----- TEXT -----

Auch dieser Ultraschall ist innerhalb der Mutterschafts-Richtlinien nicht abgebildet und ist demzufolge dann auch eine individuelle Gesundheitsleistung, die im Rahmen des Bundesmantelvertrages über eine Einzelrechnung mit Aufführung der entsprechenden GOPNummern, der GOÄ, abgebildet werden muss. In diesem Fall geschieht das dann eben nicht mit einer kindlichen Indikation (dies wären Mutterschafts-Richtlinien), sondern mit einermütterlichen Indikation, die außerhalb der Mutterschafts-Richtlinien liegt, zur Überwachung und Betreuung des Kindes, was dann eben eine GOÄ-Rechnung benötigt. Die Zielsetzung dieses Ultraschalls ist jedoch eindeutig die Überprüfung des aktuellen Gesundheitszustandes des Kindes; ein Rat wäre hier auf jeden Fall, die entsprechend erhobenen Befunde, wie z. B. Fruchtwasser- Menge, Größe und Gewicht des Kindes auch zu dokumentieren.

-----

■ **AUFGABEN**:
A. Beantworte anhand des Textes zum Ultraschall kurz diese Fragen:
(i) Als welche Art von Leistung gilt dieser Ultraschall, weil er in den Mutterschafts-Richtlinien nicht abgebildet ist?
(ii) Mit welcher Indikation wird er abgerechnet, wenn nicht mit einer kindlichen?
(iii) Welche Befunde sollten laut Text auch dokumentiert werden?
B. Setze den Text zum Ultraschall nach seinem letzten Satz mit einigen weiteren Sätzen fort.

----- VORLIEGENDE EINTRÄGE -----

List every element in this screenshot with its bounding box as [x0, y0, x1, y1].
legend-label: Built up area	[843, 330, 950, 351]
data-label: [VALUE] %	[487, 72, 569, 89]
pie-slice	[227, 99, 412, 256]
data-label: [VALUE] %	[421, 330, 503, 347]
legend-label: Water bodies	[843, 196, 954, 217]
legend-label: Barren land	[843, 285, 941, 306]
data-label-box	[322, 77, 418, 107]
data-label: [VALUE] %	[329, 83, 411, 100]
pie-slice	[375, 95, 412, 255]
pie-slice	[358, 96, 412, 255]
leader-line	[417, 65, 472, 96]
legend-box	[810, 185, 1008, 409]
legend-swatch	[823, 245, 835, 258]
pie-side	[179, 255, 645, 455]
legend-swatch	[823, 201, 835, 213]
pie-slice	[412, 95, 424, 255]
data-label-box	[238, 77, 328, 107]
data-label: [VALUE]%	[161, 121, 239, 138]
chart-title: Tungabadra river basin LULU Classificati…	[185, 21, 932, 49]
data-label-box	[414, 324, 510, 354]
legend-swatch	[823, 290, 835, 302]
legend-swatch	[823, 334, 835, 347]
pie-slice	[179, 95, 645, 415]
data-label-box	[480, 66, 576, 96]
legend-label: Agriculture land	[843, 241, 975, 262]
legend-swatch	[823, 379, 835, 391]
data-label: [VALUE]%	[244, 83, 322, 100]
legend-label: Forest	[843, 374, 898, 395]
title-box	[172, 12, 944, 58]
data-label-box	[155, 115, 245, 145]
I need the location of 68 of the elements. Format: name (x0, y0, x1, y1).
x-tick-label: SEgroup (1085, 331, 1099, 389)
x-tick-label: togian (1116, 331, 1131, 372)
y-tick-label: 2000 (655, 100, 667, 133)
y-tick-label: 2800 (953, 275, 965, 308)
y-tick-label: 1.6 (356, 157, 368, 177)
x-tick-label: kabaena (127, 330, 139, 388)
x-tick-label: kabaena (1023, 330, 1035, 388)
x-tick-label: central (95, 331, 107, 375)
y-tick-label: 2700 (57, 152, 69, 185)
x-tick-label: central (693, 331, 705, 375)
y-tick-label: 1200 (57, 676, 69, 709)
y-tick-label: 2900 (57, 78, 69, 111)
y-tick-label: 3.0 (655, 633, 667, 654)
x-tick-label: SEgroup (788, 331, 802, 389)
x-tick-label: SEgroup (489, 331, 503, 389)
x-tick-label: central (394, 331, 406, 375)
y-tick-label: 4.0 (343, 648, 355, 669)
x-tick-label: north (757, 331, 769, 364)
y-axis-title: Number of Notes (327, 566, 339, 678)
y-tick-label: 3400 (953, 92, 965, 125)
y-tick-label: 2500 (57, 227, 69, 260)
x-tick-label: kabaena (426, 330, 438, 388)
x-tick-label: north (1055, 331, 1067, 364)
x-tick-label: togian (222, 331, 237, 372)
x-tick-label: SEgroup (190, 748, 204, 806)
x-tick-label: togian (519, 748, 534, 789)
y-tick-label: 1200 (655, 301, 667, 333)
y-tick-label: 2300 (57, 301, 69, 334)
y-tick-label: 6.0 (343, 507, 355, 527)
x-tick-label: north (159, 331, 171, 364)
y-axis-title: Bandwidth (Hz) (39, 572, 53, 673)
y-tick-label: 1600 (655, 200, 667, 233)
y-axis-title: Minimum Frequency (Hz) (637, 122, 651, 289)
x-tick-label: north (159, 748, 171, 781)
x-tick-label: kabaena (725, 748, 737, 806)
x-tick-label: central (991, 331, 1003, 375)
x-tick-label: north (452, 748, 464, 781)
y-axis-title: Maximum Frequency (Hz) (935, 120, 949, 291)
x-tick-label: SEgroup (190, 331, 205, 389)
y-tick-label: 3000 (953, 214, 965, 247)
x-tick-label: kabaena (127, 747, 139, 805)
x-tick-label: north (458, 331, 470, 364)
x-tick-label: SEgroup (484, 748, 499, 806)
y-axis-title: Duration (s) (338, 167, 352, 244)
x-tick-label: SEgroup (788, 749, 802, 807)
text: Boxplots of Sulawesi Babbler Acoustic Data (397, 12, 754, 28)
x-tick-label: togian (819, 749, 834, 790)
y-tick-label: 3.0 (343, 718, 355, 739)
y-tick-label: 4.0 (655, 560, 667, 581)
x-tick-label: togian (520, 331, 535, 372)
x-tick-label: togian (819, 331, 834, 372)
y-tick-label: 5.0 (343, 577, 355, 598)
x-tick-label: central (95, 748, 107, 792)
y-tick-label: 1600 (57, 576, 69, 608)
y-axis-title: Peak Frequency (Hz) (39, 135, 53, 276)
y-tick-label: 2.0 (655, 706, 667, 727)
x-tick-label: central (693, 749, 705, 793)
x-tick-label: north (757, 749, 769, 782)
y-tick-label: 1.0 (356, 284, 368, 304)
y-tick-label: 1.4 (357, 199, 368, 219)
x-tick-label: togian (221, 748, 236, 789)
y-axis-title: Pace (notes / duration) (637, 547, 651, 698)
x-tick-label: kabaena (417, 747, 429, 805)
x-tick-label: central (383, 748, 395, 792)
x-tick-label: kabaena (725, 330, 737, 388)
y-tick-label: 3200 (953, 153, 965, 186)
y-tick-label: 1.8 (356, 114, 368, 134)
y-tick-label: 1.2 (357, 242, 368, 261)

-----

■ **LÖSUNGEN**:
A.
(i) Als individuelle Gesundheitsleistung.
(ii) Mit einer mütterlichen Indikation, die außerhalb der Mutterschafts-Richtlinien liegt.
(iii) Die Fruchtwassermenge sowie Größe und Gewicht des Kindes.

B.
Für alle erhobenen Ultraschall-Untersuchungen, wie die oben genannten nach den Mutterschafts-Richtlinien, wie auch die unten genannten nach individueller Gesundheitsleistung, liegt demnach eine ärztliche Indikationsstellung vor. Sollten im Rahmen dieser Ultraschall-Untersuchungen Bildergebnisse entstehen, dürfen diese selbstverständlich den werdenden Eltern mitgegeben werden. Man betrachtet dann das Mitgeben dieser Bildergebnisse aus den Ultraschall-Untersuchungen als Nebennutzen und die durchgeführten Ultraschall-Untersuchungen sollten auch durch das Anfertigen der Bildergebnisse keine nennenswerte Verlängerung erfahren, da nach wie vor auch hier gilt, so wenig wie möglich, nur so viel wie nötig.
Frage:
Was ist denn eigentlich jetzt konkret verboten nach der Novellierung der Strahlenschutzgrundverordnung?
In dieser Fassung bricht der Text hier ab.